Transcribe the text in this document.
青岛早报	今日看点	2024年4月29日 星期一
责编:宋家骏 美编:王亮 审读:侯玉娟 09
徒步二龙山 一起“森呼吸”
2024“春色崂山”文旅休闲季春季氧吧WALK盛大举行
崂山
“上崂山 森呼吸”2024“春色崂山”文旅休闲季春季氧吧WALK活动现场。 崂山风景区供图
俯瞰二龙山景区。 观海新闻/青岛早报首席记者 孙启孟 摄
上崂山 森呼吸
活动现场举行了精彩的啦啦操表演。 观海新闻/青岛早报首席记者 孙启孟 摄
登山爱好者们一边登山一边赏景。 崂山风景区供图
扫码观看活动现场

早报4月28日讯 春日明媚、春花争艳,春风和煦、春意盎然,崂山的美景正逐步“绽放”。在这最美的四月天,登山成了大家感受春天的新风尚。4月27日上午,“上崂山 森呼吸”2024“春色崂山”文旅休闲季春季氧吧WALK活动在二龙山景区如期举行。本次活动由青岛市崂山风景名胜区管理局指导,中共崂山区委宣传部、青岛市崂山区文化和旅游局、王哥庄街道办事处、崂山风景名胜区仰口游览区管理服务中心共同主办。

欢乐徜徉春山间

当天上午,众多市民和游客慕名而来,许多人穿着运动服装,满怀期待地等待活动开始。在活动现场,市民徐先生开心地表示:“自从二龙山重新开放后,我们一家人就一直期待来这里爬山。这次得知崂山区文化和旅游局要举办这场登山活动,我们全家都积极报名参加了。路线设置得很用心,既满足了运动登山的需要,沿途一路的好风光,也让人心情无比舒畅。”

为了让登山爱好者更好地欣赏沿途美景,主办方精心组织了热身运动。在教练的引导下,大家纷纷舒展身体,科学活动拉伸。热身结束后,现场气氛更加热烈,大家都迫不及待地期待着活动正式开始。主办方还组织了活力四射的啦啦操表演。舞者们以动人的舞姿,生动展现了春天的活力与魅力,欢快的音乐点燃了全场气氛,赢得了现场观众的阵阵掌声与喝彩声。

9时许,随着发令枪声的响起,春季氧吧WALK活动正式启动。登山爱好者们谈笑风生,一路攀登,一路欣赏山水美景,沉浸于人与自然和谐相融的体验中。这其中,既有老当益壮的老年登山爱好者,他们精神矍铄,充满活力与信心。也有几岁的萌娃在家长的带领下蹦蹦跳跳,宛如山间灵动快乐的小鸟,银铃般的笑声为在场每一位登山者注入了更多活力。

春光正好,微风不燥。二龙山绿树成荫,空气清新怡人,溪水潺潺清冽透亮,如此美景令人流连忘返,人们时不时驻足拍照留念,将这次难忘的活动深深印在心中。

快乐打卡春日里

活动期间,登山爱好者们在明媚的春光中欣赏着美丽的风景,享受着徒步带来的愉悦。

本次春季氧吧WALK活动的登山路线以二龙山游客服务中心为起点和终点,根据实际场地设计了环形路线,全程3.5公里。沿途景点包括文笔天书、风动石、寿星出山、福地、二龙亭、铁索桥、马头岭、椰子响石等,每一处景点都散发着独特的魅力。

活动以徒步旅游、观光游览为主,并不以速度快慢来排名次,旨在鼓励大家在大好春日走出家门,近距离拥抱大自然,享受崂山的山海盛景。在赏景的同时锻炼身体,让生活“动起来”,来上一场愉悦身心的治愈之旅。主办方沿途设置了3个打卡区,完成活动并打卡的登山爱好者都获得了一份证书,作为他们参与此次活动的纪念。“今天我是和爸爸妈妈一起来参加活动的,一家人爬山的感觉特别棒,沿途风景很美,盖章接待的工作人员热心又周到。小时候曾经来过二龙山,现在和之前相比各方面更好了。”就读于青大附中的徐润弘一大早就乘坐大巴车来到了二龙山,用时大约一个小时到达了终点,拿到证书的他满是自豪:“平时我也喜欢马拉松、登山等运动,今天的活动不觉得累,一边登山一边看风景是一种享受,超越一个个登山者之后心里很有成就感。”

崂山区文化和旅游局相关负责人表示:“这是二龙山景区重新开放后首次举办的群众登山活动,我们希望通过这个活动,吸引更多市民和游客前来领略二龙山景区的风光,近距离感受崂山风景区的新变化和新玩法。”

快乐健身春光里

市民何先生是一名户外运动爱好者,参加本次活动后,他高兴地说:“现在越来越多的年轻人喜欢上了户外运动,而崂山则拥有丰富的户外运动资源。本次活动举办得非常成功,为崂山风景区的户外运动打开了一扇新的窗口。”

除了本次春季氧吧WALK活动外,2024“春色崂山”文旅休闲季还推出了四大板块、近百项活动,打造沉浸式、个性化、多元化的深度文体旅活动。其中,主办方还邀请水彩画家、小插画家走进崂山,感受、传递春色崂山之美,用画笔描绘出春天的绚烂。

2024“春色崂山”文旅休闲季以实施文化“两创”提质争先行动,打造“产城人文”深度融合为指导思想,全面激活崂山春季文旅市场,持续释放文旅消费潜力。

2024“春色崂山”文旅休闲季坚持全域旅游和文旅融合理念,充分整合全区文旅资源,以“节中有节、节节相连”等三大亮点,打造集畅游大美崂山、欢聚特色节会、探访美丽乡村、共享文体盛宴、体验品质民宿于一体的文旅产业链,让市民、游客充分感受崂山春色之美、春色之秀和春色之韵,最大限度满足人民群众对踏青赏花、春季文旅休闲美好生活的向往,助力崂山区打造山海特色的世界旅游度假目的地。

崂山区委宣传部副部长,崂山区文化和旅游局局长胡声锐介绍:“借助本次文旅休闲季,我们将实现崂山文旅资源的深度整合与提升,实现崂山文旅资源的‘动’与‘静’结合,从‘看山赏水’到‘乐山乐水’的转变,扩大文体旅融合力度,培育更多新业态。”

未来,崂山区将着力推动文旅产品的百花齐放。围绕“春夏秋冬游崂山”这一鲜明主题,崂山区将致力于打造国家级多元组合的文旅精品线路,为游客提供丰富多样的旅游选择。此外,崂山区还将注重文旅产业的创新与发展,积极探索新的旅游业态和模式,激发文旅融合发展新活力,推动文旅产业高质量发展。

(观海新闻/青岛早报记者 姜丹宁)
◇ ◇ ◇
### [REQUIRED WORK]
Write every line of the material above again, exactly.

### [SOLUTION TO THIS EXERCISE]
Transcribe the text in this document.
青岛早报	今日看点	2024年4月29日 星期一
责编:宋家骏 美编:王亮 审读:侯玉娟 09
徒步二龙山 一起“森呼吸”
2024“春色崂山”文旅休闲季春季氧吧WALK盛大举行
崂山
“上崂山 森呼吸”2024“春色崂山”文旅休闲季春季氧吧WALK活动现场。 崂山风景区供图
俯瞰二龙山景区。 观海新闻/青岛早报首席记者 孙启孟 摄
上崂山 森呼吸
活动现场举行了精彩的啦啦操表演。 观海新闻/青岛早报首席记者 孙启孟 摄
登山爱好者们一边登山一边赏景。 崂山风景区供图
扫码观看活动现场

早报4月28日讯 春日明媚、春花争艳,春风和煦、春意盎然,崂山的美景正逐步“绽放”。在这最美的四月天,登山成了大家感受春天的新风尚。4月27日上午,“上崂山 森呼吸”2024“春色崂山”文旅休闲季春季氧吧WALK活动在二龙山景区如期举行。本次活动由青岛市崂山风景名胜区管理局指导,中共崂山区委宣传部、青岛市崂山区文化和旅游局、王哥庄街道办事处、崂山风景名胜区仰口游览区管理服务中心共同主办。

欢乐徜徉春山间

当天上午,众多市民和游客慕名而来,许多人穿着运动服装,满怀期待地等待活动开始。在活动现场,市民徐先生开心地表示:“自从二龙山重新开放后,我们一家人就一直期待来这里爬山。这次得知崂山区文化和旅游局要举办这场登山活动,我们全家都积极报名参加了。路线设置得很用心,既满足了运动登山的需要,沿途一路的好风光,也让人心情无比舒畅。”

为了让登山爱好者更好地欣赏沿途美景,主办方精心组织了热身运动。在教练的引导下,大家纷纷舒展身体,科学活动拉伸。热身结束后,现场气氛更加热烈,大家都迫不及待地期待着活动正式开始。主办方还组织了活力四射的啦啦操表演。舞者们以动人的舞姿,生动展现了春天的活力与魅力,欢快的音乐点燃了全场气氛,赢得了现场观众的阵阵掌声与喝彩声。

9时许,随着发令枪声的响起,春季氧吧WALK活动正式启动。登山爱好者们谈笑风生,一路攀登,一路欣赏山水美景,沉浸于人与自然和谐相融的体验中。这其中,既有老当益壮的老年登山爱好者,他们精神矍铄,充满活力与信心。也有几岁的萌娃在家长的带领下蹦蹦跳跳,宛如山间灵动快乐的小鸟,银铃般的笑声为在场每一位登山者注入了更多活力。

春光正好,微风不燥。二龙山绿树成荫,空气清新怡人,溪水潺潺清冽透亮,如此美景令人流连忘返,人们时不时驻足拍照留念,将这次难忘的活动深深印在心中。

快乐打卡春日里

活动期间,登山爱好者们在明媚的春光中欣赏着美丽的风景,享受着徒步带来的愉悦。

本次春季氧吧WALK活动的登山路线以二龙山游客服务中心为起点和终点,根据实际场地设计了环形路线,全程3.5公里。沿途景点包括文笔天书、风动石、寿星出山、福地、二龙亭、铁索桥、马头岭、椰子响石等,每一处景点都散发着独特的魅力。

活动以徒步旅游、观光游览为主,并不以速度快慢来排名次,旨在鼓励大家在大好春日走出家门,近距离拥抱大自然,享受崂山的山海盛景。在赏景的同时锻炼身体,让生活“动起来”,来上一场愉悦身心的治愈之旅。主办方沿途设置了3个打卡区,完成活动并打卡的登山爱好者都获得了一份证书,作为他们参与此次活动的纪念。“今天我是和爸爸妈妈一起来参加活动的,一家人爬山的感觉特别棒,沿途风景很美,盖章接待的工作人员热心又周到。小时候曾经来过二龙山,现在和之前相比各方面更好了。”就读于青大附中的徐润弘一大早就乘坐大巴车来到了二龙山,用时大约一个小时到达了终点,拿到证书的他满是自豪:“平时我也喜欢马拉松、登山等运动,今天的活动不觉得累,一边登山一边看风景是一种享受,超越一个个登山者之后心里很有成就感。”

崂山区文化和旅游局相关负责人表示:“这是二龙山景区重新开放后首次举办的群众登山活动,我们希望通过这个活动,吸引更多市民和游客前来领略二龙山景区的风光,近距离感受崂山风景区的新变化和新玩法。”

快乐健身春光里

市民何先生是一名户外运动爱好者,参加本次活动后,他高兴地说:“现在越来越多的年轻人喜欢上了户外运动,而崂山则拥有丰富的户外运动资源。本次活动举办得非常成功,为崂山风景区的户外运动打开了一扇新的窗口。”

除了本次春季氧吧WALK活动外,2024“春色崂山”文旅休闲季还推出了四大板块、近百项活动,打造沉浸式、个性化、多元化的深度文体旅活动。其中,主办方还邀请水彩画家、小插画家走进崂山,感受、传递春色崂山之美,用画笔描绘出春天的绚烂。

2024“春色崂山”文旅休闲季以实施文化“两创”提质争先行动,打造“产城人文”深度融合为指导思想,全面激活崂山春季文旅市场,持续释放文旅消费潜力。

2024“春色崂山”文旅休闲季坚持全域旅游和文旅融合理念,充分整合全区文旅资源,以“节中有节、节节相连”等三大亮点,打造集畅游大美崂山、欢聚特色节会、探访美丽乡村、共享文体盛宴、体验品质民宿于一体的文旅产业链,让市民、游客充分感受崂山春色之美、春色之秀和春色之韵,最大限度满足人民群众对踏青赏花、春季文旅休闲美好生活的向往,助力崂山区打造山海特色的世界旅游度假目的地。

崂山区委宣传部副部长,崂山区文化和旅游局局长胡声锐介绍:“借助本次文旅休闲季,我们将实现崂山文旅资源的深度整合与提升,实现崂山文旅资源的‘动’与‘静’结合,从‘看山赏水’到‘乐山乐水’的转变,扩大文体旅融合力度,培育更多新业态。”

未来,崂山区将着力推动文旅产品的百花齐放。围绕“春夏秋冬游崂山”这一鲜明主题,崂山区将致力于打造国家级多元组合的文旅精品线路,为游客提供丰富多样的旅游选择。此外,崂山区还将注重文旅产业的创新与发展,积极探索新的旅游业态和模式,激发文旅融合发展新活力,推动文旅产业高质量发展。

(观海新闻/青岛早报记者 姜丹宁)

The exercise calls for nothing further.